## start PROVIDED DATA
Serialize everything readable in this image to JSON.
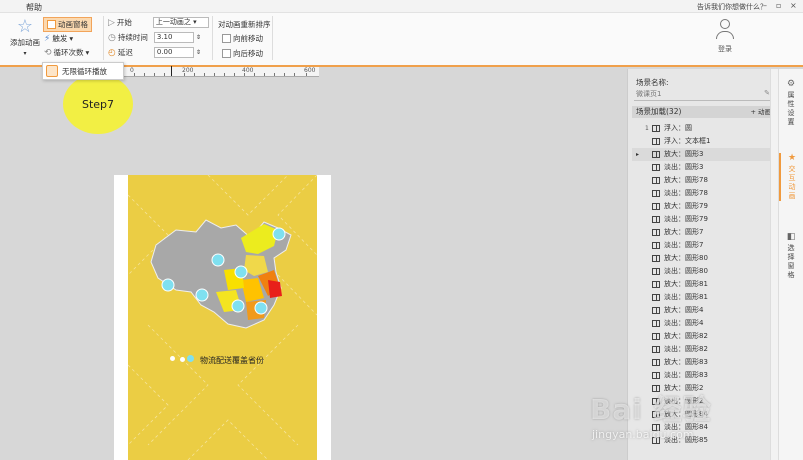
{
  "menubar": {
    "help": "帮助",
    "tell_me": "告诉我们你想做什么？"
  },
  "ribbon": {
    "add_animation": "添加动画",
    "animation_pane": "动画窗格",
    "trigger": "触发",
    "loop_count": "循环次数",
    "start_label": "开始",
    "start_value": "上一动画之",
    "duration_label": "持续时间",
    "duration_value": "3.10",
    "delay_label": "延迟",
    "delay_value": "0.00",
    "reorder_title": "对动画重新排序",
    "move_earlier": "向前移动",
    "move_later": "向后移动",
    "login": "登录"
  },
  "popup": {
    "infinite_loop": "无限循环播放"
  },
  "ruler": {
    "ticks": [
      "0",
      "200",
      "400",
      "600"
    ]
  },
  "step_label": "Step7",
  "canvas": {
    "legend_text": "物流配送覆盖省份"
  },
  "right_panel": {
    "scene_name_label": "场景名称:",
    "scene_name_value": "微课页1",
    "scene_load_label": "场景加载(32)",
    "add_animation": "+ 动画",
    "rows": [
      {
        "num": "1",
        "text": "浮入：圆"
      },
      {
        "num": "",
        "text": "浮入：文本框1"
      },
      {
        "num": "",
        "text": "放大：圆形3",
        "selected": true
      },
      {
        "num": "",
        "text": "淡出：圆形3"
      },
      {
        "num": "",
        "text": "放大：圆形78"
      },
      {
        "num": "",
        "text": "淡出：圆形78"
      },
      {
        "num": "",
        "text": "放大：圆形79"
      },
      {
        "num": "",
        "text": "淡出：圆形79"
      },
      {
        "num": "",
        "text": "放大：圆形7"
      },
      {
        "num": "",
        "text": "淡出：圆形7"
      },
      {
        "num": "",
        "text": "放大：圆形80"
      },
      {
        "num": "",
        "text": "淡出：圆形80"
      },
      {
        "num": "",
        "text": "放大：圆形81"
      },
      {
        "num": "",
        "text": "淡出：圆形81"
      },
      {
        "num": "",
        "text": "放大：圆形4"
      },
      {
        "num": "",
        "text": "淡出：圆形4"
      },
      {
        "num": "",
        "text": "放大：圆形82"
      },
      {
        "num": "",
        "text": "淡出：圆形82"
      },
      {
        "num": "",
        "text": "放大：圆形83"
      },
      {
        "num": "",
        "text": "淡出：圆形83"
      },
      {
        "num": "",
        "text": "放大：圆形2"
      },
      {
        "num": "",
        "text": "淡出：圆形2"
      },
      {
        "num": "",
        "text": "放大：圆形84"
      },
      {
        "num": "",
        "text": "淡出：圆形84"
      },
      {
        "num": "",
        "text": "淡出：圆形85"
      }
    ]
  },
  "side_tabs": {
    "properties": "属性设置",
    "interactive_animation": "交互动画",
    "select_pane": "选择窗格"
  },
  "watermark": {
    "big": "Bai 经验",
    "small": "jingyan.baidu.com"
  },
  "colors": {
    "accent": "#f09a3e",
    "page_bg": "#ebcd44",
    "highlight": "#f2ef44"
  }
}
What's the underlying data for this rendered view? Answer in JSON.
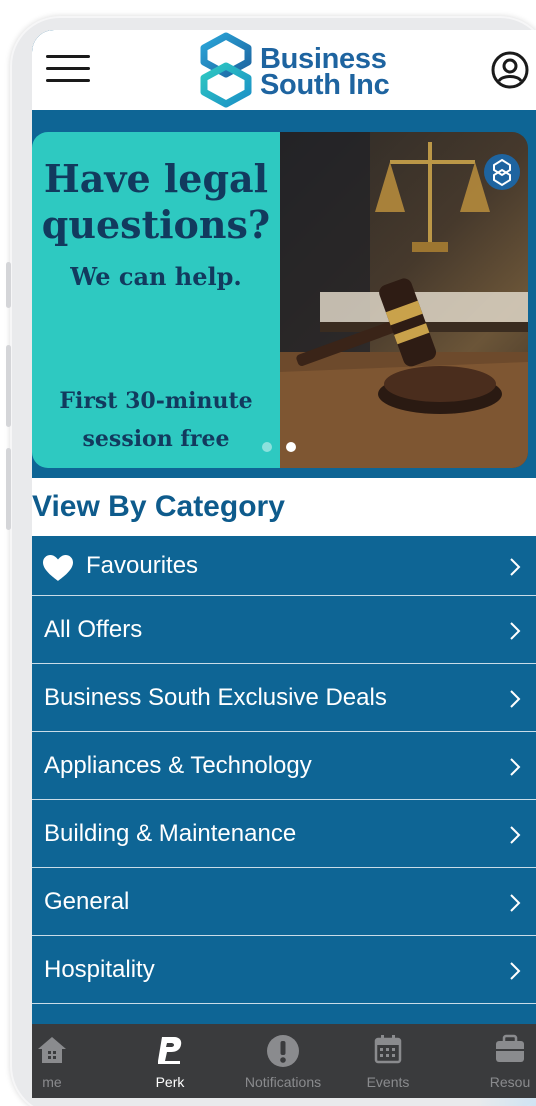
{
  "header": {
    "brand_line1": "Business",
    "brand_line2": "South Inc",
    "menu_icon": "hamburger-menu-icon",
    "profile_icon": "user-profile-icon"
  },
  "banner": {
    "headline": "Have legal questions?",
    "subheadline": "We can help.",
    "offer": "First 30-minute session free",
    "slide_count": 2,
    "active_slide": 2,
    "colors": {
      "panel": "#2ec9c1",
      "text": "#123a5e"
    }
  },
  "section": {
    "title": "View By Category"
  },
  "categories": [
    {
      "label": "Favourites",
      "icon": "heart-icon"
    },
    {
      "label": "All Offers"
    },
    {
      "label": "Business South Exclusive Deals"
    },
    {
      "label": "Appliances & Technology"
    },
    {
      "label": "Building & Maintenance"
    },
    {
      "label": "General"
    },
    {
      "label": "Hospitality"
    },
    {
      "label": ""
    }
  ],
  "bottom_nav": [
    {
      "label": "me",
      "icon": "home-icon"
    },
    {
      "label": "Perk",
      "icon": "perk-icon",
      "active": true
    },
    {
      "label": "Notifications",
      "icon": "alert-icon"
    },
    {
      "label": "Events",
      "icon": "calendar-icon"
    },
    {
      "label": "Resou",
      "icon": "briefcase-icon"
    }
  ],
  "colors": {
    "brand_blue": "#0e6595",
    "title_blue": "#0e5b8c",
    "nav_bg": "#3a3b3d",
    "teal": "#2ec9c1"
  }
}
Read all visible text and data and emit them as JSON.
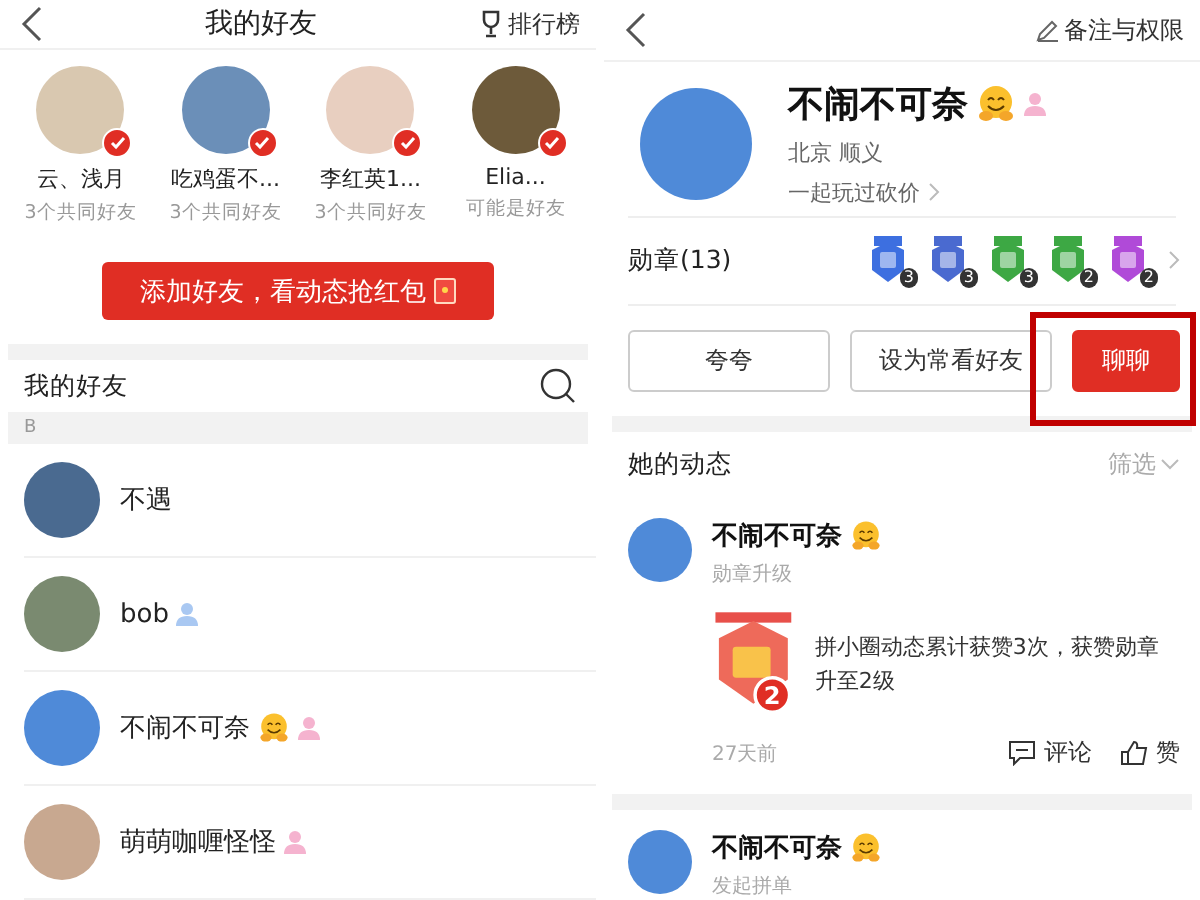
{
  "left": {
    "title": "我的好友",
    "ranking": "排行榜",
    "suggestions": [
      {
        "name": "云、浅月",
        "sub": "3个共同好友",
        "added": true
      },
      {
        "name": "吃鸡蛋不...",
        "sub": "3个共同好友",
        "added": true
      },
      {
        "name": "李红英1...",
        "sub": "3个共同好友",
        "added": true
      },
      {
        "name": "Elia...",
        "sub": "可能是好友",
        "added": true
      }
    ],
    "add_button": "添加好友，看动态抢红包",
    "list_title": "我的好友",
    "section": "B",
    "friends": [
      {
        "name": "不遇",
        "emoji": false
      },
      {
        "name": "bob",
        "emoji": false,
        "color": "#a9c8f2"
      },
      {
        "name": "不闹不可奈",
        "emoji": true,
        "color": "#f5b3cf"
      },
      {
        "name": "萌萌咖喱怪怪",
        "emoji": false,
        "color": "#f5b3cf"
      }
    ]
  },
  "right": {
    "edit": "备注与权限",
    "name": "不闹不可奈",
    "gender": {
      "color": "#f5b3cf"
    },
    "location": "北京 顺义",
    "played": "一起玩过砍价",
    "medals_label": "勋章(13)",
    "medals": [
      {
        "color": "#3d6fe0",
        "count": "3"
      },
      {
        "color": "#4a6ad0",
        "count": "3"
      },
      {
        "color": "#3da844",
        "count": "3"
      },
      {
        "color": "#3da844",
        "count": "2"
      },
      {
        "color": "#b04ad8",
        "count": "2"
      }
    ],
    "buttons": [
      {
        "label": "夸夸",
        "kind": "plain"
      },
      {
        "label": "设为常看好友",
        "kind": "plain"
      },
      {
        "label": "聊聊",
        "kind": "primary"
      }
    ],
    "highlighted": true,
    "feed_title": "她的动态",
    "filter": "筛选",
    "posts": [
      {
        "name": "不闹不可奈",
        "type": "勋章升级",
        "text": "拼小圈动态累计获赞3次，获赞勋章升至2级",
        "medal": "2",
        "time": "27天前",
        "comment": "评论",
        "like": "赞"
      },
      {
        "name": "不闹不可奈",
        "type": "发起拼单"
      }
    ]
  }
}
## end PROVIDED DATA
[REQUIREMENTS]
Set down the records in full and exactly. Do not carry over any image.

[RESPONSE TO THIS EXERCISE]
Serialize everything readable in this image to JSON.
{
  "menubar": {
    "help": "帮助",
    "tell_me": "告诉我们你想做什么？"
  },
  "ribbon": {
    "add_animation": "添加动画",
    "animation_pane": "动画窗格",
    "trigger": "触发",
    "loop_count": "循环次数",
    "start_label": "开始",
    "start_value": "上一动画之",
    "duration_label": "持续时间",
    "duration_value": "3.10",
    "delay_label": "延迟",
    "delay_value": "0.00",
    "reorder_title": "对动画重新排序",
    "move_earlier": "向前移动",
    "move_later": "向后移动",
    "login": "登录"
  },
  "popup": {
    "infinite_loop": "无限循环播放"
  },
  "ruler": {
    "ticks": [
      "0",
      "200",
      "400",
      "600"
    ]
  },
  "step_label": "Step7",
  "canvas": {
    "legend_text": "物流配送覆盖省份"
  },
  "right_panel": {
    "scene_name_label": "场景名称:",
    "scene_name_value": "微课页1",
    "scene_load_label": "场景加载(32)",
    "add_animation": "+ 动画",
    "rows": [
      {
        "num": "1",
        "text": "浮入：圆"
      },
      {
        "num": "",
        "text": "浮入：文本框1"
      },
      {
        "num": "",
        "text": "放大：圆形3",
        "selected": true
      },
      {
        "num": "",
        "text": "淡出：圆形3"
      },
      {
        "num": "",
        "text": "放大：圆形78"
      },
      {
        "num": "",
        "text": "淡出：圆形78"
      },
      {
        "num": "",
        "text": "放大：圆形79"
      },
      {
        "num": "",
        "text": "淡出：圆形79"
      },
      {
        "num": "",
        "text": "放大：圆形7"
      },
      {
        "num": "",
        "text": "淡出：圆形7"
      },
      {
        "num": "",
        "text": "放大：圆形80"
      },
      {
        "num": "",
        "text": "淡出：圆形80"
      },
      {
        "num": "",
        "text": "放大：圆形81"
      },
      {
        "num": "",
        "text": "淡出：圆形81"
      },
      {
        "num": "",
        "text": "放大：圆形4"
      },
      {
        "num": "",
        "text": "淡出：圆形4"
      },
      {
        "num": "",
        "text": "放大：圆形82"
      },
      {
        "num": "",
        "text": "淡出：圆形82"
      },
      {
        "num": "",
        "text": "放大：圆形83"
      },
      {
        "num": "",
        "text": "淡出：圆形83"
      },
      {
        "num": "",
        "text": "放大：圆形2"
      },
      {
        "num": "",
        "text": "淡出：圆形2"
      },
      {
        "num": "",
        "text": "放大：圆形84"
      },
      {
        "num": "",
        "text": "淡出：圆形84"
      },
      {
        "num": "",
        "text": "淡出：圆形85"
      }
    ]
  },
  "side_tabs": {
    "properties": "属性设置",
    "interactive_animation": "交互动画",
    "select_pane": "选择窗格"
  },
  "watermark": {
    "big": "Bai 经验",
    "small": "jingyan.baidu.com"
  },
  "colors": {
    "accent": "#f09a3e",
    "page_bg": "#ebcd44",
    "highlight": "#f2ef44"
  }
}
What's the underlying data for this rendered view? Answer in JSON.
{
  "header": {
    "brand_line1": "Business",
    "brand_line2": "South Inc",
    "menu_icon": "hamburger-menu-icon",
    "profile_icon": "user-profile-icon"
  },
  "banner": {
    "headline": "Have legal questions?",
    "subheadline": "We can help.",
    "offer": "First 30-minute session free",
    "slide_count": 2,
    "active_slide": 2,
    "colors": {
      "panel": "#2ec9c1",
      "text": "#123a5e"
    }
  },
  "section": {
    "title": "View By Category"
  },
  "categories": [
    {
      "label": "Favourites",
      "icon": "heart-icon"
    },
    {
      "label": "All Offers"
    },
    {
      "label": "Business South Exclusive Deals"
    },
    {
      "label": "Appliances & Technology"
    },
    {
      "label": "Building & Maintenance"
    },
    {
      "label": "General"
    },
    {
      "label": "Hospitality"
    },
    {
      "label": ""
    }
  ],
  "bottom_nav": [
    {
      "label": "me",
      "icon": "home-icon"
    },
    {
      "label": "Perk",
      "icon": "perk-icon",
      "active": true
    },
    {
      "label": "Notifications",
      "icon": "alert-icon"
    },
    {
      "label": "Events",
      "icon": "calendar-icon"
    },
    {
      "label": "Resou",
      "icon": "briefcase-icon"
    }
  ],
  "colors": {
    "brand_blue": "#0e6595",
    "title_blue": "#0e5b8c",
    "nav_bg": "#3a3b3d",
    "teal": "#2ec9c1"
  }
}
Read all visible text and data and emit them as JSON.
{
  "left": {
    "title": "我的好友",
    "ranking": "排行榜",
    "suggestions": [
      {
        "name": "云、浅月",
        "sub": "3个共同好友",
        "added": true
      },
      {
        "name": "吃鸡蛋不...",
        "sub": "3个共同好友",
        "added": true
      },
      {
        "name": "李红英1...",
        "sub": "3个共同好友",
        "added": true
      },
      {
        "name": "Elia...",
        "sub": "可能是好友",
        "added": true
      }
    ],
    "add_button": "添加好友，看动态抢红包",
    "list_title": "我的好友",
    "section": "B",
    "friends": [
      {
        "name": "不遇",
        "emoji": false
      },
      {
        "name": "bob",
        "emoji": false,
        "color": "#a9c8f2"
      },
      {
        "name": "不闹不可奈",
        "emoji": true,
        "color": "#f5b3cf"
      },
      {
        "name": "萌萌咖喱怪怪",
        "emoji": false,
        "color": "#f5b3cf"
      }
    ]
  },
  "right": {
    "edit": "备注与权限",
    "name": "不闹不可奈",
    "gender": {
      "color": "#f5b3cf"
    },
    "location": "北京 顺义",
    "played": "一起玩过砍价",
    "medals_label": "勋章(13)",
    "medals": [
      {
        "color": "#3d6fe0",
        "count": "3"
      },
      {
        "color": "#4a6ad0",
        "count": "3"
      },
      {
        "color": "#3da844",
        "count": "3"
      },
      {
        "color": "#3da844",
        "count": "2"
      },
      {
        "color": "#b04ad8",
        "count": "2"
      }
    ],
    "buttons": [
      {
        "label": "夸夸",
        "kind": "plain"
      },
      {
        "label": "设为常看好友",
        "kind": "plain"
      },
      {
        "label": "聊聊",
        "kind": "primary"
      }
    ],
    "highlighted": true,
    "feed_title": "她的动态",
    "filter": "筛选",
    "posts": [
      {
        "name": "不闹不可奈",
        "type": "勋章升级",
        "text": "拼小圈动态累计获赞3次，获赞勋章升至2级",
        "medal": "2",
        "time": "27天前",
        "comment": "评论",
        "like": "赞"
      },
      {
        "name": "不闹不可奈",
        "type": "发起拼单"
      }
    ]
  }
}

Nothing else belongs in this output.